WHAT YOU NEED TO DO:
Copy out all lines that carry the word "Bank".

SUPPLIED MATERIAL:
(begin)

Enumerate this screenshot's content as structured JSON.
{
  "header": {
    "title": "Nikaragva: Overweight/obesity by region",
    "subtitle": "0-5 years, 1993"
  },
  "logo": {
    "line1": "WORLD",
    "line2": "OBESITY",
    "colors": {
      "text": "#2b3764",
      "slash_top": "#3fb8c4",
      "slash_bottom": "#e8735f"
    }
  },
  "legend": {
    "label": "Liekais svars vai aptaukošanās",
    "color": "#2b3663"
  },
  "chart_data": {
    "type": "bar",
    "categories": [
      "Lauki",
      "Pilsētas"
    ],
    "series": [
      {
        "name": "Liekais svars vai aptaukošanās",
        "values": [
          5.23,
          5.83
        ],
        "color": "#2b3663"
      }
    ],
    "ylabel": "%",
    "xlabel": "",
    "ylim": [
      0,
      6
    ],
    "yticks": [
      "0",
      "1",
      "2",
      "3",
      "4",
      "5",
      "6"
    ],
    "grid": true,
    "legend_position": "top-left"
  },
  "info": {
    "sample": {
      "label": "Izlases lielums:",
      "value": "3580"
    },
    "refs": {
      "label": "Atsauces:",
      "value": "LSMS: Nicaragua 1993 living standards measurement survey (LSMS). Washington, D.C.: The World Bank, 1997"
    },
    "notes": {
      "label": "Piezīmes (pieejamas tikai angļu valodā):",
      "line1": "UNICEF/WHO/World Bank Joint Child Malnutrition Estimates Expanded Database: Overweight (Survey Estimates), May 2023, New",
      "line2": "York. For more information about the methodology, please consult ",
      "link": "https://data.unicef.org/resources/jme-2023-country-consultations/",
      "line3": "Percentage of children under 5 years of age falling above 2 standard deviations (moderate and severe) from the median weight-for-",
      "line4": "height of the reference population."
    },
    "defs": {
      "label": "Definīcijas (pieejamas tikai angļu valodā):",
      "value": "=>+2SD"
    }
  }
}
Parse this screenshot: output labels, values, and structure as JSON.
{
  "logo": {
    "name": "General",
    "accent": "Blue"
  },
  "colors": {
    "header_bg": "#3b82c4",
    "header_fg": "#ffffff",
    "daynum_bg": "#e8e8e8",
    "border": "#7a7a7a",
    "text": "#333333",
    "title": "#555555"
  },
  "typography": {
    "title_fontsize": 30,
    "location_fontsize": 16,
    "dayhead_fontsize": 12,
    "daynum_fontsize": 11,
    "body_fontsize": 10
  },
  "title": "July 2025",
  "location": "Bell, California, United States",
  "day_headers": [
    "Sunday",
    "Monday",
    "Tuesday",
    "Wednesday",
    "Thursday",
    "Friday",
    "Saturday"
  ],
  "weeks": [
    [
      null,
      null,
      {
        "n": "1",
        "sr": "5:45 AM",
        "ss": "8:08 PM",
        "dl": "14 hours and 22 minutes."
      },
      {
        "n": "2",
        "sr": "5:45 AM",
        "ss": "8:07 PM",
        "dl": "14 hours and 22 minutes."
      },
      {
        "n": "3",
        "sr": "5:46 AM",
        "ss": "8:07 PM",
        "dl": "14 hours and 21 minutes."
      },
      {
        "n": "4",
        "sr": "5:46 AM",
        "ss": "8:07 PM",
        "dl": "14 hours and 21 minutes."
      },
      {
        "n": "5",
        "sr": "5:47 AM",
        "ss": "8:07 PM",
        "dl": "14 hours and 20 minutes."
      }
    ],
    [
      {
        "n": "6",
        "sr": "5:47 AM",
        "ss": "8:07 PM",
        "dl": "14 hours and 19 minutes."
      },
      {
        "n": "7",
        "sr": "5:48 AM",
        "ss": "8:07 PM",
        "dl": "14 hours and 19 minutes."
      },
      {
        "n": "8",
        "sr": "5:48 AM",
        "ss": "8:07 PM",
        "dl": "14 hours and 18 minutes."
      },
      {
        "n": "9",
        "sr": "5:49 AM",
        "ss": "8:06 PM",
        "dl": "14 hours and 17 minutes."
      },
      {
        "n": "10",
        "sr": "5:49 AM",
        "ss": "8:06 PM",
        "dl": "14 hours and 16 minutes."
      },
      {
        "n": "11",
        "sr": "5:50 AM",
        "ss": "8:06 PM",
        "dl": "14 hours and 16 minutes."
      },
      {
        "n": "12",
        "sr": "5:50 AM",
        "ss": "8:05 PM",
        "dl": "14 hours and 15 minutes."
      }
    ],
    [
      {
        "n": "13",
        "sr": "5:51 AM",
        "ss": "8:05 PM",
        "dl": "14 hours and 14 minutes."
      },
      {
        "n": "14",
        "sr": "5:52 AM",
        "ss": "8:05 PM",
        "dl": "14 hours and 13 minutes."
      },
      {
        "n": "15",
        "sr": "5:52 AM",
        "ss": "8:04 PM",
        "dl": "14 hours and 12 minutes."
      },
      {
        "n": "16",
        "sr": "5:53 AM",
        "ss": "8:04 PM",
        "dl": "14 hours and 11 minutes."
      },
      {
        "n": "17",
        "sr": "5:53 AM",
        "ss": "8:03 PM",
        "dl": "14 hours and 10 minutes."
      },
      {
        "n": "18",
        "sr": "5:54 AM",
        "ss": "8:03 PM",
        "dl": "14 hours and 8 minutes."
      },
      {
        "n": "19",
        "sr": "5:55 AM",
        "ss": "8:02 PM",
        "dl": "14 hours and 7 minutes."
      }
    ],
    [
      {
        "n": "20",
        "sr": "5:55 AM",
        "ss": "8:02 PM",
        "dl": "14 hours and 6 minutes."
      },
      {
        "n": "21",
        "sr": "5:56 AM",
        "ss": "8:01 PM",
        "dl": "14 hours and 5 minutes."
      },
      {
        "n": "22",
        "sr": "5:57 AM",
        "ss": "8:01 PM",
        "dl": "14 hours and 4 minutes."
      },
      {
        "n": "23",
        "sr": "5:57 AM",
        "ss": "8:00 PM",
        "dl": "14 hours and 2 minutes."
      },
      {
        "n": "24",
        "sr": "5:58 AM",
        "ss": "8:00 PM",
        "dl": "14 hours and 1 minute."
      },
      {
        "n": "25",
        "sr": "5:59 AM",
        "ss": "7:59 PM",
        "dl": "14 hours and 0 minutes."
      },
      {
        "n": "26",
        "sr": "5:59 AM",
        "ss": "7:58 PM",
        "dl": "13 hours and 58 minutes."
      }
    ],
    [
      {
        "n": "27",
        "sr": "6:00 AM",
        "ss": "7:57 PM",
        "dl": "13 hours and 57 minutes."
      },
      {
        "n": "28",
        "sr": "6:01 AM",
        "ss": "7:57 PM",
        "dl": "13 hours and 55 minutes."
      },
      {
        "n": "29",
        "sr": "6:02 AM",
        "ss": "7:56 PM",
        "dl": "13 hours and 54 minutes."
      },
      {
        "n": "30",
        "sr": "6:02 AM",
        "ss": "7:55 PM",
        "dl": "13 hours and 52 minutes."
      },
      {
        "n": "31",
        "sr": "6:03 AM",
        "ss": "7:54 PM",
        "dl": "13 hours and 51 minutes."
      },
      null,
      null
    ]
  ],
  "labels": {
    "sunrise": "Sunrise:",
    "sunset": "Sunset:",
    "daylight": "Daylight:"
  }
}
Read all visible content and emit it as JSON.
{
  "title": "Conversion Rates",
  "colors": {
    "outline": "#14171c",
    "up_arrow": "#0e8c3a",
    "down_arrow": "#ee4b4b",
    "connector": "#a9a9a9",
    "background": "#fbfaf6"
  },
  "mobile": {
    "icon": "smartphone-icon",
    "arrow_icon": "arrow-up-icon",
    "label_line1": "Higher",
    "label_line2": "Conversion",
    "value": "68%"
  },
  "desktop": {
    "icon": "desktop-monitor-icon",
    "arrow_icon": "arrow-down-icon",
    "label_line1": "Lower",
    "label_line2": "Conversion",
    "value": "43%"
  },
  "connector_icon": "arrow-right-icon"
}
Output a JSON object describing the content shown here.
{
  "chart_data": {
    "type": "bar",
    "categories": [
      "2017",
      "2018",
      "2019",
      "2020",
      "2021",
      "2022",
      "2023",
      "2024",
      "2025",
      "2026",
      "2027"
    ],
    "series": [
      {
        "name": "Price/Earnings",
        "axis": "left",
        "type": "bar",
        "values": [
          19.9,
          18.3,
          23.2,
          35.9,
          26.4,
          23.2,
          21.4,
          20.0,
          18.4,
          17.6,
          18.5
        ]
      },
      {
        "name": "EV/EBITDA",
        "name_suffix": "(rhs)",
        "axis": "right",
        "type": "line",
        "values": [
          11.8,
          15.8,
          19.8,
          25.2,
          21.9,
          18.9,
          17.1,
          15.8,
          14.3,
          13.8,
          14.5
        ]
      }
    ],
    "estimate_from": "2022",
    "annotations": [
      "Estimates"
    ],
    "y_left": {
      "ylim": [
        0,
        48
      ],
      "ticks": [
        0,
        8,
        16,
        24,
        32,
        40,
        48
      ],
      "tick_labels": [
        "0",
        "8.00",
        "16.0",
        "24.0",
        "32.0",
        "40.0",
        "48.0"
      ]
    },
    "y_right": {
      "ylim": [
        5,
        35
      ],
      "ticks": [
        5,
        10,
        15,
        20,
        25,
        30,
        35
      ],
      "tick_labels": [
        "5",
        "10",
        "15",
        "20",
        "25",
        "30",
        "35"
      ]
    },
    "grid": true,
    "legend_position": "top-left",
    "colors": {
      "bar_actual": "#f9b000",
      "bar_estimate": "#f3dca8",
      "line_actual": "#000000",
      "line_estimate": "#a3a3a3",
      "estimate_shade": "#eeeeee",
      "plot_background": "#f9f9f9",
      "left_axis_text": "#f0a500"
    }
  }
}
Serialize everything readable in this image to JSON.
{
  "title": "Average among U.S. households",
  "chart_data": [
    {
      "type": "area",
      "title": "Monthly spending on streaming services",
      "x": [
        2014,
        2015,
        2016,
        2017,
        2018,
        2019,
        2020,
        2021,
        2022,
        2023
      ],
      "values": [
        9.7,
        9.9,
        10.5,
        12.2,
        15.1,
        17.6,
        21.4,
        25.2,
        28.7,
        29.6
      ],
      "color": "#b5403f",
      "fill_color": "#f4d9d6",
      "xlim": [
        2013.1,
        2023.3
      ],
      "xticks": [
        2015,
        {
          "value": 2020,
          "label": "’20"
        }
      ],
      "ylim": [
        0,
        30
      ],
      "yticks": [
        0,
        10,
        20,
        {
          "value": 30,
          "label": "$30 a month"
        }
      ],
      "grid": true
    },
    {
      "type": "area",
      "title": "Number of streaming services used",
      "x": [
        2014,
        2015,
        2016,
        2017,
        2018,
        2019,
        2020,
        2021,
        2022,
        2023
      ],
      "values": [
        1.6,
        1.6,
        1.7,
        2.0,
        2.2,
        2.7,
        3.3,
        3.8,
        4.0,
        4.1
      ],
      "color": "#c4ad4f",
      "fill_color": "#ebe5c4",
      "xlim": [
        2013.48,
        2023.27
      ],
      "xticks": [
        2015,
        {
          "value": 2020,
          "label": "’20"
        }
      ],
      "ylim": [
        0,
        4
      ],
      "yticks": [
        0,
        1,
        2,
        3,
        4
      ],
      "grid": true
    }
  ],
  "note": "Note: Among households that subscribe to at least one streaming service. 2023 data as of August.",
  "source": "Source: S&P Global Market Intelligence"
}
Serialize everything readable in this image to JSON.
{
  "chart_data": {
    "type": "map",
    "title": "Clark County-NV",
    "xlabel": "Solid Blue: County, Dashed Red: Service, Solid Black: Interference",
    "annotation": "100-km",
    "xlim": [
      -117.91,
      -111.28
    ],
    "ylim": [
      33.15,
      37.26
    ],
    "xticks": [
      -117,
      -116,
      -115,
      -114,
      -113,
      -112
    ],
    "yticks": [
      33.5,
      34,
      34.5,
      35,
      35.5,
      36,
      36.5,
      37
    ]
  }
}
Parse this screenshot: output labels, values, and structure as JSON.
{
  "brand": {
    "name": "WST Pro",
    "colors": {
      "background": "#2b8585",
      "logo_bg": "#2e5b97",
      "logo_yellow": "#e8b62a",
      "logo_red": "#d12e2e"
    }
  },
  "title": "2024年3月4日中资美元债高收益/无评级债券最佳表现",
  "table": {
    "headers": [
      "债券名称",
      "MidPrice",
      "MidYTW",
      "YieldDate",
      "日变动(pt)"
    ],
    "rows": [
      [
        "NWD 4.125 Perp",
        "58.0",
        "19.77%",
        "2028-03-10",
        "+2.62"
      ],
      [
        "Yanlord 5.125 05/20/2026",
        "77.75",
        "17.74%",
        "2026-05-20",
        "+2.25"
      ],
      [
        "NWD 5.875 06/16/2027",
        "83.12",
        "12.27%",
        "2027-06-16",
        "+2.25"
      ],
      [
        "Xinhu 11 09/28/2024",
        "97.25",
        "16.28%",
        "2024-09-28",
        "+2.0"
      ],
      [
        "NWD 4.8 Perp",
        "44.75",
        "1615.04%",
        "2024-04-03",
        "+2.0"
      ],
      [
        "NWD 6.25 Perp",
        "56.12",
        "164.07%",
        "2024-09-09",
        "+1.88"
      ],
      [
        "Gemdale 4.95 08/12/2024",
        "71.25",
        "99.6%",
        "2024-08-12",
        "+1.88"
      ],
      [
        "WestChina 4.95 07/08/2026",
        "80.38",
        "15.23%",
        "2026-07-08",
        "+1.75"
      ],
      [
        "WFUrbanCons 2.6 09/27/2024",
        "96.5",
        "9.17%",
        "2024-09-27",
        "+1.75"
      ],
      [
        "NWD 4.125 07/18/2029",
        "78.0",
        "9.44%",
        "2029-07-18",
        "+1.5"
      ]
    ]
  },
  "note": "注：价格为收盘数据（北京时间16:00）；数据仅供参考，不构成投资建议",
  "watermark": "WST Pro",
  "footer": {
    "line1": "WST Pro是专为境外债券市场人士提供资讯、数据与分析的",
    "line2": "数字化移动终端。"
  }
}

(end)

THE COMPLETED TASK:
      "value": "LSMS: Nicaragua 1993 living standards measurement survey (LSMS). Washington, D.C.: The World Bank, 1997"
      "line1": "UNICEF/WHO/World Bank Joint Child Malnutrition Estimates Expanded Database: Overweight (Survey Estimates), May 2023, New",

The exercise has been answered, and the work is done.